** START **

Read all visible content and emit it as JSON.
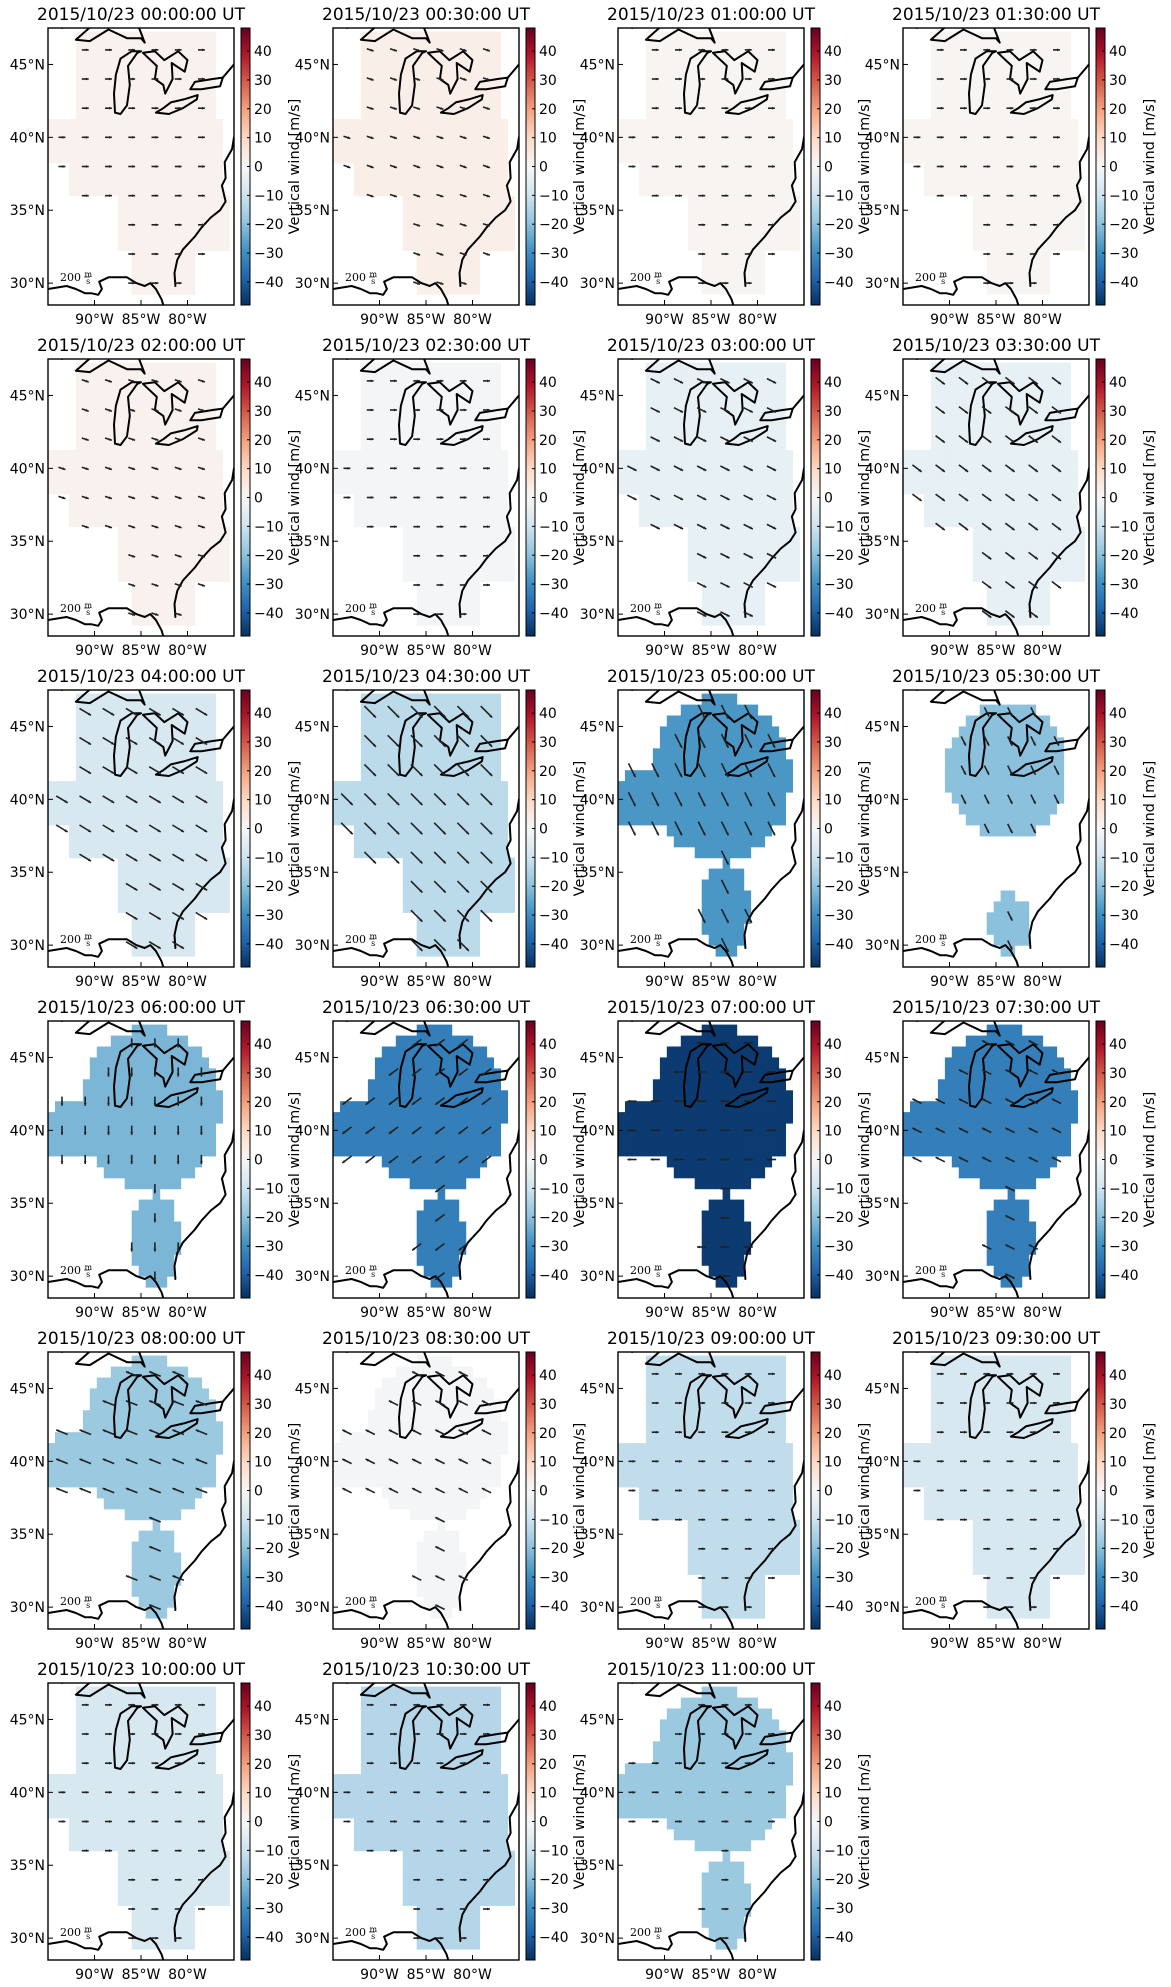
{
  "figure": {
    "colorbar": {
      "title": "Vertical wind [m/s]",
      "ticks": [
        "40",
        "30",
        "20",
        "10",
        "0",
        "−10",
        "−20",
        "−30",
        "−40"
      ],
      "range": [
        -48,
        48
      ],
      "colormap": [
        "#053061",
        "#2166ac",
        "#4393c3",
        "#92c5de",
        "#d1e5f0",
        "#f7f7f7",
        "#fddbc7",
        "#f4a582",
        "#d6604d",
        "#b2182b",
        "#67001f"
      ]
    },
    "x_ticks": [
      "90°W",
      "85°W",
      "80°W"
    ],
    "y_ticks": [
      "45°N",
      "40°N",
      "35°N",
      "30°N"
    ],
    "scale_label": "200 m/s",
    "scale_value": "200",
    "scale_unit_num": "m",
    "scale_unit_den": "s"
  },
  "chart_data": [
    {
      "type": "heatmap",
      "title": "2015/10/23 00:00:00 UT",
      "vertical_wind_ms": 2,
      "region": "full",
      "wind_u": 3,
      "wind_v": 0
    },
    {
      "type": "heatmap",
      "title": "2015/10/23 00:30:00 UT",
      "vertical_wind_ms": 3,
      "region": "full",
      "wind_u": 3,
      "wind_v": -1
    },
    {
      "type": "heatmap",
      "title": "2015/10/23 01:00:00 UT",
      "vertical_wind_ms": 1,
      "region": "full",
      "wind_u": 3,
      "wind_v": 0
    },
    {
      "type": "heatmap",
      "title": "2015/10/23 01:30:00 UT",
      "vertical_wind_ms": 1,
      "region": "full",
      "wind_u": 3,
      "wind_v": 0
    },
    {
      "type": "heatmap",
      "title": "2015/10/23 02:00:00 UT",
      "vertical_wind_ms": 2,
      "region": "full",
      "wind_u": 3,
      "wind_v": -1
    },
    {
      "type": "heatmap",
      "title": "2015/10/23 02:30:00 UT",
      "vertical_wind_ms": -1,
      "region": "full",
      "wind_u": 3,
      "wind_v": 0
    },
    {
      "type": "heatmap",
      "title": "2015/10/23 03:00:00 UT",
      "vertical_wind_ms": -4,
      "region": "full",
      "wind_u": 4,
      "wind_v": -2
    },
    {
      "type": "heatmap",
      "title": "2015/10/23 03:30:00 UT",
      "vertical_wind_ms": -4,
      "region": "full",
      "wind_u": 4,
      "wind_v": -3
    },
    {
      "type": "heatmap",
      "title": "2015/10/23 04:00:00 UT",
      "vertical_wind_ms": -8,
      "region": "full",
      "wind_u": 5,
      "wind_v": -3
    },
    {
      "type": "heatmap",
      "title": "2015/10/23 04:30:00 UT",
      "vertical_wind_ms": -13,
      "region": "full",
      "wind_u": 5,
      "wind_v": -5
    },
    {
      "type": "heatmap",
      "title": "2015/10/23 05:00:00 UT",
      "vertical_wind_ms": -28,
      "region": "split",
      "wind_u": 3,
      "wind_v": -6
    },
    {
      "type": "heatmap",
      "title": "2015/10/23 05:30:00 UT",
      "vertical_wind_ms": -20,
      "region": "split-small",
      "wind_u": 2,
      "wind_v": -4
    },
    {
      "type": "heatmap",
      "title": "2015/10/23 06:00:00 UT",
      "vertical_wind_ms": -22,
      "region": "split",
      "wind_u": 0,
      "wind_v": -4
    },
    {
      "type": "heatmap",
      "title": "2015/10/23 06:30:00 UT",
      "vertical_wind_ms": -33,
      "region": "split",
      "wind_u": -4,
      "wind_v": -3
    },
    {
      "type": "heatmap",
      "title": "2015/10/23 07:00:00 UT",
      "vertical_wind_ms": -46,
      "region": "split",
      "wind_u": -4,
      "wind_v": 0
    },
    {
      "type": "heatmap",
      "title": "2015/10/23 07:30:00 UT",
      "vertical_wind_ms": -33,
      "region": "split",
      "wind_u": -4,
      "wind_v": 2
    },
    {
      "type": "heatmap",
      "title": "2015/10/23 08:00:00 UT",
      "vertical_wind_ms": -18,
      "region": "split",
      "wind_u": -5,
      "wind_v": 2
    },
    {
      "type": "heatmap",
      "title": "2015/10/23 08:30:00 UT",
      "vertical_wind_ms": -1,
      "region": "split",
      "wind_u": -4,
      "wind_v": 2
    },
    {
      "type": "heatmap",
      "title": "2015/10/23 09:00:00 UT",
      "vertical_wind_ms": -12,
      "region": "full",
      "wind_u": 3,
      "wind_v": 0
    },
    {
      "type": "heatmap",
      "title": "2015/10/23 09:30:00 UT",
      "vertical_wind_ms": -8,
      "region": "full",
      "wind_u": 3,
      "wind_v": 0
    },
    {
      "type": "heatmap",
      "title": "2015/10/23 10:00:00 UT",
      "vertical_wind_ms": -8,
      "region": "full",
      "wind_u": 3,
      "wind_v": 0
    },
    {
      "type": "heatmap",
      "title": "2015/10/23 10:30:00 UT",
      "vertical_wind_ms": -14,
      "region": "full",
      "wind_u": 3,
      "wind_v": 0
    },
    {
      "type": "heatmap",
      "title": "2015/10/23 11:00:00 UT",
      "vertical_wind_ms": -18,
      "region": "split",
      "wind_u": 3,
      "wind_v": 0
    }
  ]
}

** END **

> Task directions
Omit any images, then output the listing exactly.

> Written solution
Read all visible content and emit it as JSON.
{
  "figure": {
    "colorbar": {
      "title": "Vertical wind [m/s]",
      "ticks": [
        "40",
        "30",
        "20",
        "10",
        "0",
        "−10",
        "−20",
        "−30",
        "−40"
      ],
      "range": [
        -48,
        48
      ],
      "colormap": [
        "#053061",
        "#2166ac",
        "#4393c3",
        "#92c5de",
        "#d1e5f0",
        "#f7f7f7",
        "#fddbc7",
        "#f4a582",
        "#d6604d",
        "#b2182b",
        "#67001f"
      ]
    },
    "x_ticks": [
      "90°W",
      "85°W",
      "80°W"
    ],
    "y_ticks": [
      "45°N",
      "40°N",
      "35°N",
      "30°N"
    ],
    "scale_label": "200 m/s",
    "scale_value": "200",
    "scale_unit_num": "m",
    "scale_unit_den": "s"
  },
  "chart_data": [
    {
      "type": "heatmap",
      "title": "2015/10/23 00:00:00 UT",
      "vertical_wind_ms": 2,
      "region": "full",
      "wind_u": 3,
      "wind_v": 0
    },
    {
      "type": "heatmap",
      "title": "2015/10/23 00:30:00 UT",
      "vertical_wind_ms": 3,
      "region": "full",
      "wind_u": 3,
      "wind_v": -1
    },
    {
      "type": "heatmap",
      "title": "2015/10/23 01:00:00 UT",
      "vertical_wind_ms": 1,
      "region": "full",
      "wind_u": 3,
      "wind_v": 0
    },
    {
      "type": "heatmap",
      "title": "2015/10/23 01:30:00 UT",
      "vertical_wind_ms": 1,
      "region": "full",
      "wind_u": 3,
      "wind_v": 0
    },
    {
      "type": "heatmap",
      "title": "2015/10/23 02:00:00 UT",
      "vertical_wind_ms": 2,
      "region": "full",
      "wind_u": 3,
      "wind_v": -1
    },
    {
      "type": "heatmap",
      "title": "2015/10/23 02:30:00 UT",
      "vertical_wind_ms": -1,
      "region": "full",
      "wind_u": 3,
      "wind_v": 0
    },
    {
      "type": "heatmap",
      "title": "2015/10/23 03:00:00 UT",
      "vertical_wind_ms": -4,
      "region": "full",
      "wind_u": 4,
      "wind_v": -2
    },
    {
      "type": "heatmap",
      "title": "2015/10/23 03:30:00 UT",
      "vertical_wind_ms": -4,
      "region": "full",
      "wind_u": 4,
      "wind_v": -3
    },
    {
      "type": "heatmap",
      "title": "2015/10/23 04:00:00 UT",
      "vertical_wind_ms": -8,
      "region": "full",
      "wind_u": 5,
      "wind_v": -3
    },
    {
      "type": "heatmap",
      "title": "2015/10/23 04:30:00 UT",
      "vertical_wind_ms": -13,
      "region": "full",
      "wind_u": 5,
      "wind_v": -5
    },
    {
      "type": "heatmap",
      "title": "2015/10/23 05:00:00 UT",
      "vertical_wind_ms": -28,
      "region": "split",
      "wind_u": 3,
      "wind_v": -6
    },
    {
      "type": "heatmap",
      "title": "2015/10/23 05:30:00 UT",
      "vertical_wind_ms": -20,
      "region": "split-small",
      "wind_u": 2,
      "wind_v": -4
    },
    {
      "type": "heatmap",
      "title": "2015/10/23 06:00:00 UT",
      "vertical_wind_ms": -22,
      "region": "split",
      "wind_u": 0,
      "wind_v": -4
    },
    {
      "type": "heatmap",
      "title": "2015/10/23 06:30:00 UT",
      "vertical_wind_ms": -33,
      "region": "split",
      "wind_u": -4,
      "wind_v": -3
    },
    {
      "type": "heatmap",
      "title": "2015/10/23 07:00:00 UT",
      "vertical_wind_ms": -46,
      "region": "split",
      "wind_u": -4,
      "wind_v": 0
    },
    {
      "type": "heatmap",
      "title": "2015/10/23 07:30:00 UT",
      "vertical_wind_ms": -33,
      "region": "split",
      "wind_u": -4,
      "wind_v": 2
    },
    {
      "type": "heatmap",
      "title": "2015/10/23 08:00:00 UT",
      "vertical_wind_ms": -18,
      "region": "split",
      "wind_u": -5,
      "wind_v": 2
    },
    {
      "type": "heatmap",
      "title": "2015/10/23 08:30:00 UT",
      "vertical_wind_ms": -1,
      "region": "split",
      "wind_u": -4,
      "wind_v": 2
    },
    {
      "type": "heatmap",
      "title": "2015/10/23 09:00:00 UT",
      "vertical_wind_ms": -12,
      "region": "full",
      "wind_u": 3,
      "wind_v": 0
    },
    {
      "type": "heatmap",
      "title": "2015/10/23 09:30:00 UT",
      "vertical_wind_ms": -8,
      "region": "full",
      "wind_u": 3,
      "wind_v": 0
    },
    {
      "type": "heatmap",
      "title": "2015/10/23 10:00:00 UT",
      "vertical_wind_ms": -8,
      "region": "full",
      "wind_u": 3,
      "wind_v": 0
    },
    {
      "type": "heatmap",
      "title": "2015/10/23 10:30:00 UT",
      "vertical_wind_ms": -14,
      "region": "full",
      "wind_u": 3,
      "wind_v": 0
    },
    {
      "type": "heatmap",
      "title": "2015/10/23 11:00:00 UT",
      "vertical_wind_ms": -18,
      "region": "split",
      "wind_u": 3,
      "wind_v": 0
    }
  ]
}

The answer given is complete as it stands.